_SOURCE MATERIAL_:
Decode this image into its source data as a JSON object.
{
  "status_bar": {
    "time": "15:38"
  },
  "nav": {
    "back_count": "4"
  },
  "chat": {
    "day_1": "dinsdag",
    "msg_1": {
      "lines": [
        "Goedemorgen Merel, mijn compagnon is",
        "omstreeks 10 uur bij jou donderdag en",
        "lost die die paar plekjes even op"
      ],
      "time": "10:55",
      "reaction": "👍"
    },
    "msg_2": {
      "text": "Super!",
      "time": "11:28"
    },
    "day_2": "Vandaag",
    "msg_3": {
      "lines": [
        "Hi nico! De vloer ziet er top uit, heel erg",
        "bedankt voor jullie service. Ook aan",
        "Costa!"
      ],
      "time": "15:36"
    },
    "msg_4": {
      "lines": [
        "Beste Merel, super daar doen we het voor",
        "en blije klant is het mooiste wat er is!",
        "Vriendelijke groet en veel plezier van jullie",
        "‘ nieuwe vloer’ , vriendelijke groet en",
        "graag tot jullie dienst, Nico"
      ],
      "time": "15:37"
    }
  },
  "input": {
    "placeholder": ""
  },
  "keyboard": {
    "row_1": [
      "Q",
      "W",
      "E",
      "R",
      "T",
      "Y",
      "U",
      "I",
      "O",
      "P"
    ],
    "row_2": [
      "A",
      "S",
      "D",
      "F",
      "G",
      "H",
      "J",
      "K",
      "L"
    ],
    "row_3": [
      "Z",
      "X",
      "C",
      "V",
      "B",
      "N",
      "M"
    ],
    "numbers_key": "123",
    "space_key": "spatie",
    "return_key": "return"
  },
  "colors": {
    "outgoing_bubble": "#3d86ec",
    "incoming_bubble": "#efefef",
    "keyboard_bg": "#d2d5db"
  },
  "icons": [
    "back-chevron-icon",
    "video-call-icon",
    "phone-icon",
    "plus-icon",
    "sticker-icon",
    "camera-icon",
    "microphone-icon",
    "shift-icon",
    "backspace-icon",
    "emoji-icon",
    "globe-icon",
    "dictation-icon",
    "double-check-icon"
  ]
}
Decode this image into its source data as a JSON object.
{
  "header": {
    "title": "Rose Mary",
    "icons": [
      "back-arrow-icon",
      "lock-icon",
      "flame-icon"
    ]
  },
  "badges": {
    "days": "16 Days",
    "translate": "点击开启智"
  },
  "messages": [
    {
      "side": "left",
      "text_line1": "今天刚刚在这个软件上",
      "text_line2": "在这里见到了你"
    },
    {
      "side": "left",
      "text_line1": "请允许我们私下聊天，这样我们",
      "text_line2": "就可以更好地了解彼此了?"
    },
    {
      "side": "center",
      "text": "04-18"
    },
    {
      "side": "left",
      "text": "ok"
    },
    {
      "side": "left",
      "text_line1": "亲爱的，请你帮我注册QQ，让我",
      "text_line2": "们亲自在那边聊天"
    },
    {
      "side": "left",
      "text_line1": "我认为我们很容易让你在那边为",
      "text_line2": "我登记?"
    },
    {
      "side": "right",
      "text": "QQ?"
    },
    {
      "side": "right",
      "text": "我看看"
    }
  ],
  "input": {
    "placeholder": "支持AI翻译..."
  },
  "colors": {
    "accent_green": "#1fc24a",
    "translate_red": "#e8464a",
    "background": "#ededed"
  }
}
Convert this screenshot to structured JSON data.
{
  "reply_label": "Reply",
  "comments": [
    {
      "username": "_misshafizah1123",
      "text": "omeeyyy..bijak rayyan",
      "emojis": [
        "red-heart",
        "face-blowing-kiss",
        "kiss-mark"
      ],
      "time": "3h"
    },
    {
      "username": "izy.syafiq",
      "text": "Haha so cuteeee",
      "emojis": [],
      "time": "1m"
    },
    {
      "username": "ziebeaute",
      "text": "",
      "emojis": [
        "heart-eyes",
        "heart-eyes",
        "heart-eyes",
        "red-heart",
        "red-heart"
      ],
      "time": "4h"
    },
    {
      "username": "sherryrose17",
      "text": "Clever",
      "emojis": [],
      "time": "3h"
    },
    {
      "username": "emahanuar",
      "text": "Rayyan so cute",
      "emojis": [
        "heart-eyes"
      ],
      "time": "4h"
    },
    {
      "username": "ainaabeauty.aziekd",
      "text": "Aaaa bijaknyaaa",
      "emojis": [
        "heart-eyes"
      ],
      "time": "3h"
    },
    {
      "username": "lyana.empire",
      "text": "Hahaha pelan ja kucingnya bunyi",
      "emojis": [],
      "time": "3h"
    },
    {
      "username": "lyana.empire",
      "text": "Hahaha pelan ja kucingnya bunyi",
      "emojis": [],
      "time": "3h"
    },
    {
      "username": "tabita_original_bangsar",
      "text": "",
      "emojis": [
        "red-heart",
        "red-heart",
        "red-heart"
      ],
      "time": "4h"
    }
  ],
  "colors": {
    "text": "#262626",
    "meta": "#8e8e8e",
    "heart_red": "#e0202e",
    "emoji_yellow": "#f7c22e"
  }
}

_AIM OF THE TASK_:
Exactly reproduce every line of the records.

_RESULT FOR THIS TASK_:
Decode this image into its source data as a JSON object.
{
  "status_bar": {
    "time": "15:38"
  },
  "nav": {
    "back_count": "4"
  },
  "chat": {
    "day_1": "dinsdag",
    "msg_1": {
      "lines": [
        "Goedemorgen Merel, mijn compagnon is",
        "omstreeks 10 uur bij jou donderdag en",
        "lost die die paar plekjes even op"
      ],
      "time": "10:55",
      "reaction": "👍"
    },
    "msg_2": {
      "text": "Super!",
      "time": "11:28"
    },
    "day_2": "Vandaag",
    "msg_3": {
      "lines": [
        "Hi nico! De vloer ziet er top uit, heel erg",
        "bedankt voor jullie service. Ook aan",
        "Costa!"
      ],
      "time": "15:36"
    },
    "msg_4": {
      "lines": [
        "Beste Merel, super daar doen we het voor",
        "en blije klant is het mooiste wat er is!",
        "Vriendelijke groet en veel plezier van jullie",
        "‘ nieuwe vloer’ , vriendelijke groet en",
        "graag tot jullie dienst, Nico"
      ],
      "time": "15:37"
    }
  },
  "input": {
    "placeholder": ""
  },
  "keyboard": {
    "row_1": [
      "Q",
      "W",
      "E",
      "R",
      "T",
      "Y",
      "U",
      "I",
      "O",
      "P"
    ],
    "row_2": [
      "A",
      "S",
      "D",
      "F",
      "G",
      "H",
      "J",
      "K",
      "L"
    ],
    "row_3": [
      "Z",
      "X",
      "C",
      "V",
      "B",
      "N",
      "M"
    ],
    "numbers_key": "123",
    "space_key": "spatie",
    "return_key": "return"
  },
  "colors": {
    "outgoing_bubble": "#3d86ec",
    "incoming_bubble": "#efefef",
    "keyboard_bg": "#d2d5db"
  },
  "icons": [
    "back-chevron-icon",
    "video-call-icon",
    "phone-icon",
    "plus-icon",
    "sticker-icon",
    "camera-icon",
    "microphone-icon",
    "shift-icon",
    "backspace-icon",
    "emoji-icon",
    "globe-icon",
    "dictation-icon",
    "double-check-icon"
  ]
}
Decode this image into its source data as a JSON object.
{
  "header": {
    "title": "Rose Mary",
    "icons": [
      "back-arrow-icon",
      "lock-icon",
      "flame-icon"
    ]
  },
  "badges": {
    "days": "16 Days",
    "translate": "点击开启智"
  },
  "messages": [
    {
      "side": "left",
      "text_line1": "今天刚刚在这个软件上",
      "text_line2": "在这里见到了你"
    },
    {
      "side": "left",
      "text_line1": "请允许我们私下聊天，这样我们",
      "text_line2": "就可以更好地了解彼此了?"
    },
    {
      "side": "center",
      "text": "04-18"
    },
    {
      "side": "left",
      "text": "ok"
    },
    {
      "side": "left",
      "text_line1": "亲爱的，请你帮我注册QQ，让我",
      "text_line2": "们亲自在那边聊天"
    },
    {
      "side": "left",
      "text_line1": "我认为我们很容易让你在那边为",
      "text_line2": "我登记?"
    },
    {
      "side": "right",
      "text": "QQ?"
    },
    {
      "side": "right",
      "text": "我看看"
    }
  ],
  "input": {
    "placeholder": "支持AI翻译..."
  },
  "colors": {
    "accent_green": "#1fc24a",
    "translate_red": "#e8464a",
    "background": "#ededed"
  }
}
Convert this screenshot to structured JSON data.
{
  "reply_label": "Reply",
  "comments": [
    {
      "username": "_misshafizah1123",
      "text": "omeeyyy..bijak rayyan",
      "emojis": [
        "red-heart",
        "face-blowing-kiss",
        "kiss-mark"
      ],
      "time": "3h"
    },
    {
      "username": "izy.syafiq",
      "text": "Haha so cuteeee",
      "emojis": [],
      "time": "1m"
    },
    {
      "username": "ziebeaute",
      "text": "",
      "emojis": [
        "heart-eyes",
        "heart-eyes",
        "heart-eyes",
        "red-heart",
        "red-heart"
      ],
      "time": "4h"
    },
    {
      "username": "sherryrose17",
      "text": "Clever",
      "emojis": [],
      "time": "3h"
    },
    {
      "username": "emahanuar",
      "text": "Rayyan so cute",
      "emojis": [
        "heart-eyes"
      ],
      "time": "4h"
    },
    {
      "username": "ainaabeauty.aziekd",
      "text": "Aaaa bijaknyaaa",
      "emojis": [
        "heart-eyes"
      ],
      "time": "3h"
    },
    {
      "username": "lyana.empire",
      "text": "Hahaha pelan ja kucingnya bunyi",
      "emojis": [],
      "time": "3h"
    },
    {
      "username": "lyana.empire",
      "text": "Hahaha pelan ja kucingnya bunyi",
      "emojis": [],
      "time": "3h"
    },
    {
      "username": "tabita_original_bangsar",
      "text": "",
      "emojis": [
        "red-heart",
        "red-heart",
        "red-heart"
      ],
      "time": "4h"
    }
  ],
  "colors": {
    "text": "#262626",
    "meta": "#8e8e8e",
    "heart_red": "#e0202e",
    "emoji_yellow": "#f7c22e"
  }
}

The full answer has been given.